**PROBLEM TO SOLVE:**
Scan the listing that follows and report how many lines contain "label". Write the number alone.

----

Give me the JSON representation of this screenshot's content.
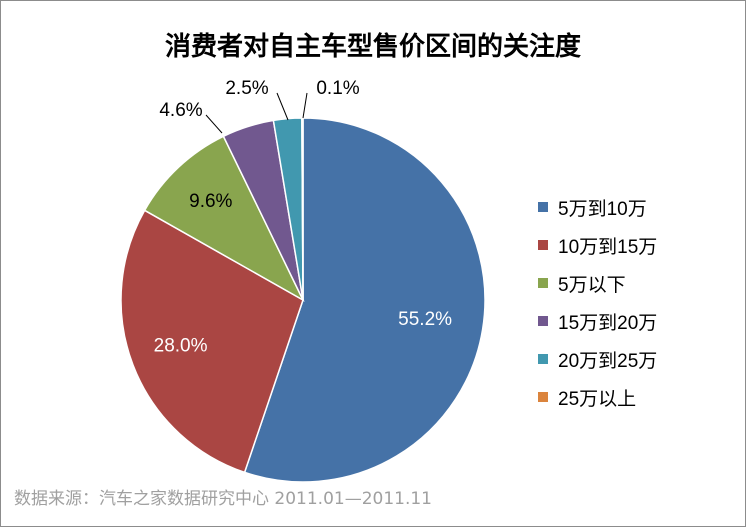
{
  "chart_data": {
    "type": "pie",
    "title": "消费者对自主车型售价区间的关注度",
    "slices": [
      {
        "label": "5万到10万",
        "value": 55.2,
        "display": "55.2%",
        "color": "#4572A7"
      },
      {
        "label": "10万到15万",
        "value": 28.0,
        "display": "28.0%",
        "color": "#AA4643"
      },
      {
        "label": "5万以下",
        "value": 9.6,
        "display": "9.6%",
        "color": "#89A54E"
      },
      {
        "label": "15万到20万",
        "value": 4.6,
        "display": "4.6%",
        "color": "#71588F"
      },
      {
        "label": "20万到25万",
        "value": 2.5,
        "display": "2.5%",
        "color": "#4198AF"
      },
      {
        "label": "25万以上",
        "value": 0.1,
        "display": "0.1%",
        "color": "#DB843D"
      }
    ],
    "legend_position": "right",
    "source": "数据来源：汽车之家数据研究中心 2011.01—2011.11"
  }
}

----

**WORKED SOLUTION:**
6